- _AIM OF THE EXERCISE_: Please copy the records word for word, starting at the first line and ending at the line that contains "304 231 312</box>".

- _SUPPLIED INFORMATION_:
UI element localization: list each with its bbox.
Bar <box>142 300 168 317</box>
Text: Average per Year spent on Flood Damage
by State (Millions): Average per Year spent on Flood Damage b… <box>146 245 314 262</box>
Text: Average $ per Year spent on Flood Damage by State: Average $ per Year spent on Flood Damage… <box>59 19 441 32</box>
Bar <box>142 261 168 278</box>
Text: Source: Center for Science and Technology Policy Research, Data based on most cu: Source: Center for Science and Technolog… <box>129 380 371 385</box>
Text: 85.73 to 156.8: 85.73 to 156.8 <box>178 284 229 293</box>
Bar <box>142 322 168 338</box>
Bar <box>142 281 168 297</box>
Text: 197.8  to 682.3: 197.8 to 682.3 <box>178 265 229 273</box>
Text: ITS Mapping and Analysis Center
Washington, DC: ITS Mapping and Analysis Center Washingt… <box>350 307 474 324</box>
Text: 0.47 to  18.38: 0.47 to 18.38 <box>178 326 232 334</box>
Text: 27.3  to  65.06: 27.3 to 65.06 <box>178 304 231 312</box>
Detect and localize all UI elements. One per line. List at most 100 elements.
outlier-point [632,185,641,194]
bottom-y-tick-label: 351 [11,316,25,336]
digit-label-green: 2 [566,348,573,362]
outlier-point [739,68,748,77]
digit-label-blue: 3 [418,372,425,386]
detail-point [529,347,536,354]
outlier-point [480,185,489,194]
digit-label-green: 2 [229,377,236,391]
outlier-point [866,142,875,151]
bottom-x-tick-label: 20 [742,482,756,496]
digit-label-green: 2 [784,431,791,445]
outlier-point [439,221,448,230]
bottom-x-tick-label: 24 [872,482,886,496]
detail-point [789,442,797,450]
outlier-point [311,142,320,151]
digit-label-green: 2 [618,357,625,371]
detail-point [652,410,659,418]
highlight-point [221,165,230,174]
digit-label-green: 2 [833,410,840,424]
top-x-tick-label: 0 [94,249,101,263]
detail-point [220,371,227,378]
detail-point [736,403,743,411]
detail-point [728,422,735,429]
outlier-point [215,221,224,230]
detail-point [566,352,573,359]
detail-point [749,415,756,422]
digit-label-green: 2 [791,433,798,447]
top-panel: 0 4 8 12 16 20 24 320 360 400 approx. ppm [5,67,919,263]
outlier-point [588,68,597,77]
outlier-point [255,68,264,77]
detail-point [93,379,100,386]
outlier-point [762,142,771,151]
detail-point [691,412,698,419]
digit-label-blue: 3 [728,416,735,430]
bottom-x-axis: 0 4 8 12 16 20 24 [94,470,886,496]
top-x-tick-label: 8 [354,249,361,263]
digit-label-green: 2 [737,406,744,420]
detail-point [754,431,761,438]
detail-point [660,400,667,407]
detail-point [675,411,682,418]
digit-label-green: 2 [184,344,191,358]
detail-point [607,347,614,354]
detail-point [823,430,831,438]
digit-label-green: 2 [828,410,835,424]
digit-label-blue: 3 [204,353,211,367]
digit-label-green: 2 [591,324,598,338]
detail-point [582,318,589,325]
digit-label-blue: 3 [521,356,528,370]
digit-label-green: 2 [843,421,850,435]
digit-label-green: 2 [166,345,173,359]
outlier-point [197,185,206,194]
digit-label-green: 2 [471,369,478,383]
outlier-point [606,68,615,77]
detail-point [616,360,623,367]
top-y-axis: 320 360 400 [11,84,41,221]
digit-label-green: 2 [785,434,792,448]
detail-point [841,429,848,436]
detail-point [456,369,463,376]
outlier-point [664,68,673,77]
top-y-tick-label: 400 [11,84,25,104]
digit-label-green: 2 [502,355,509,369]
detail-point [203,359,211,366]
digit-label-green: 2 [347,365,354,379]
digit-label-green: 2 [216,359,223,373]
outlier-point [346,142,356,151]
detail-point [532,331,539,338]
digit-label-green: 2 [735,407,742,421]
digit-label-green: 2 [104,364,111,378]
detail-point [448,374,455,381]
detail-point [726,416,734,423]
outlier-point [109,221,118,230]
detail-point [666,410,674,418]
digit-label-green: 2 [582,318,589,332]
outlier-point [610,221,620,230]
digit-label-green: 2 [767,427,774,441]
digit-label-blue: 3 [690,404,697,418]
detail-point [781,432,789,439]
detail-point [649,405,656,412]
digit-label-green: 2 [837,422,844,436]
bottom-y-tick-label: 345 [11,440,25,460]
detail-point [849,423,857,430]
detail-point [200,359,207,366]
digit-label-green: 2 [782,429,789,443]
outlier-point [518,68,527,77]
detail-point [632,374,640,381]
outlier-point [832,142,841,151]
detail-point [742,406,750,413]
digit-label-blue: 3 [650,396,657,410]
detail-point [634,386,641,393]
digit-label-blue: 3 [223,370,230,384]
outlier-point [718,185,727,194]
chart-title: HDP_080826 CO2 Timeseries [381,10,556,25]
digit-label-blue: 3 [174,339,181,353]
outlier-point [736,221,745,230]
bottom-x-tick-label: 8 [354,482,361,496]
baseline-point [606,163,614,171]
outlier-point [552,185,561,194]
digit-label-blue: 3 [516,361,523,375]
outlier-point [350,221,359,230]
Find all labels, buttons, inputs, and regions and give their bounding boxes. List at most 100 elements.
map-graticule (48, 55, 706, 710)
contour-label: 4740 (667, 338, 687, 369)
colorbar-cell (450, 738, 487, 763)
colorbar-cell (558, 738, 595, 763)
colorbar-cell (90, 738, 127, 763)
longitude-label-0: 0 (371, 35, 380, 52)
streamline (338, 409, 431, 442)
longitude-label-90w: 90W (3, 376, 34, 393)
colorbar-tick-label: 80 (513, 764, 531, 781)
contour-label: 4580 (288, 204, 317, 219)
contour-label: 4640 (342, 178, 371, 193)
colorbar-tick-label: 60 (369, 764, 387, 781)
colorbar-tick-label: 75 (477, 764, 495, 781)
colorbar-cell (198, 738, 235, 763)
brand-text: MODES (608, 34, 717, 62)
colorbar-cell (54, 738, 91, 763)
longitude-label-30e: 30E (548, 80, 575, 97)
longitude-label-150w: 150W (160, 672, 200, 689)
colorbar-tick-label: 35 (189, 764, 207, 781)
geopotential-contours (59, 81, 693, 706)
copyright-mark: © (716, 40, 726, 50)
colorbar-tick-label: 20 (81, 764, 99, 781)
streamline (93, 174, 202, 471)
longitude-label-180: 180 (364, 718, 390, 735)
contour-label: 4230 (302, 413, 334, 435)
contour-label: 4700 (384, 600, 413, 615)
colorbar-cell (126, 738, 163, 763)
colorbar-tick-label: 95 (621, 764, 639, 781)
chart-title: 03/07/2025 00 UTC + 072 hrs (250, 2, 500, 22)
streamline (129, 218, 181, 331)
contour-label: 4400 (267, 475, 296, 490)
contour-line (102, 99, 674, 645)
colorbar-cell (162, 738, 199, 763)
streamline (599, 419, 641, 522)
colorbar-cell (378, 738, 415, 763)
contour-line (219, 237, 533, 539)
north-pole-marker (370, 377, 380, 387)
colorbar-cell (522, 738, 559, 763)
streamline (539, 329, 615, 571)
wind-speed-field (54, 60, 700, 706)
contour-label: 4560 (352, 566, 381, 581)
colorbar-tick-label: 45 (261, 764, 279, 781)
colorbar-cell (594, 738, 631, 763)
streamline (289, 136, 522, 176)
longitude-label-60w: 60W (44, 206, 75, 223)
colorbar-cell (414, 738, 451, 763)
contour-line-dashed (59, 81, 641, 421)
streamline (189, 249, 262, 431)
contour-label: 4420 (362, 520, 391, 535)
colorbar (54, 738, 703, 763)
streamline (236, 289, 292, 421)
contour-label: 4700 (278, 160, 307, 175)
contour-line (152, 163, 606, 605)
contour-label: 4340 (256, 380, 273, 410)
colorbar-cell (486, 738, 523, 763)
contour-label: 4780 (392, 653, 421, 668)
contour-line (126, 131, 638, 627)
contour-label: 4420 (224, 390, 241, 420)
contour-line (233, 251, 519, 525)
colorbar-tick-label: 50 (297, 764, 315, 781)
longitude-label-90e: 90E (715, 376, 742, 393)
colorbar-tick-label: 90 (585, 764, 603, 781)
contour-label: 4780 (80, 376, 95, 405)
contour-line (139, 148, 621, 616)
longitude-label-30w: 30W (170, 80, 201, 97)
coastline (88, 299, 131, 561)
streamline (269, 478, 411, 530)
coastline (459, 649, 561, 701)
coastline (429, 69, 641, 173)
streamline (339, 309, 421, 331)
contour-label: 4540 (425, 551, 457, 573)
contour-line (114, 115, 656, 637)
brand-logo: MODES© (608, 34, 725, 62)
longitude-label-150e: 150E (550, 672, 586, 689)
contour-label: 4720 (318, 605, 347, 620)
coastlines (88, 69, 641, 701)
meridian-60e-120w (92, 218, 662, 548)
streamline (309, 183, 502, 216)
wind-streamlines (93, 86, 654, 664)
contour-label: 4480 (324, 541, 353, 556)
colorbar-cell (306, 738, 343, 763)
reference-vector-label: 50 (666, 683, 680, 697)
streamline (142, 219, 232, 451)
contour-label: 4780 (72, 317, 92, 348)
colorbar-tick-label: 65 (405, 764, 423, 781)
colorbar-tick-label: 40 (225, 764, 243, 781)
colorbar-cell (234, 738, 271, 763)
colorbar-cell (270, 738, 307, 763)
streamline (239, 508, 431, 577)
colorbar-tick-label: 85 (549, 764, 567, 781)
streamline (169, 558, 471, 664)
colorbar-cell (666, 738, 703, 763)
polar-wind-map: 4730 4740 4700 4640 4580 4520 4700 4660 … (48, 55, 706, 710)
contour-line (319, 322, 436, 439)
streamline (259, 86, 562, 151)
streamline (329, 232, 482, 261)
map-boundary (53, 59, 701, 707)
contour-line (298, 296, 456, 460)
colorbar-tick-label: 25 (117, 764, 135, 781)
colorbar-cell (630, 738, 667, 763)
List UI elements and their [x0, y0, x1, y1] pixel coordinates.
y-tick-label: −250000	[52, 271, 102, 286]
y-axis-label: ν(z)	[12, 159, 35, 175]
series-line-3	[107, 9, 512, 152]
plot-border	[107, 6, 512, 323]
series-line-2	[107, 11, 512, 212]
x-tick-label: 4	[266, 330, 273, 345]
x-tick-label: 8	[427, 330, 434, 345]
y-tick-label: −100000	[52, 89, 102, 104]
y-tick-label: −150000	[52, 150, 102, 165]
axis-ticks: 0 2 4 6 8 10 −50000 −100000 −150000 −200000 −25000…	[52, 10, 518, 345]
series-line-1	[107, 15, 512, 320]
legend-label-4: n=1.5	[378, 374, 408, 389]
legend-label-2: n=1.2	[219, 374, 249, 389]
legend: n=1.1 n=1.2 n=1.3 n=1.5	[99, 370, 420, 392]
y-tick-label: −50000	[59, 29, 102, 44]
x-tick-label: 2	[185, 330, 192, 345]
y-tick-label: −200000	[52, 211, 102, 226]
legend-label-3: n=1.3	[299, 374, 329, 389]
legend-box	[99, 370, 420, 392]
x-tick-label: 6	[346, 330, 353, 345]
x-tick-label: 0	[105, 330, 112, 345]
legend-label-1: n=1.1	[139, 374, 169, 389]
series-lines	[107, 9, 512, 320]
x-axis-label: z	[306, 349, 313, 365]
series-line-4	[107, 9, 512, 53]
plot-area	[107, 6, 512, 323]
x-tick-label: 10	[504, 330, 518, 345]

- _WRITTEN SOLUTION_:
UI element localization: list each with its bbox.
Bar <box>142 300 168 317</box>
Text: Average per Year spent on Flood Damage
by State (Millions): Average per Year spent on Flood Damage b… <box>146 245 314 262</box>
Text: Average $ per Year spent on Flood Damage by State: Average $ per Year spent on Flood Damage… <box>59 19 441 32</box>
Bar <box>142 261 168 278</box>
Text: Source: Center for Science and Technology Policy Research, Data based on most cu: Source: Center for Science and Technolog… <box>129 380 371 385</box>
Text: 85.73 to 156.8: 85.73 to 156.8 <box>178 284 229 293</box>
Bar <box>142 322 168 338</box>
Bar <box>142 281 168 297</box>
Text: 197.8  to 682.3: 197.8 to 682.3 <box>178 265 229 273</box>
Text: ITS Mapping and Analysis Center
Washington, DC: ITS Mapping and Analysis Center Washingt… <box>350 307 474 324</box>
Text: 0.47 to  18.38: 0.47 to 18.38 <box>178 326 232 334</box>
Text: 27.3  to  65.06: 27.3 to 65.06 <box>178 304 231 312</box>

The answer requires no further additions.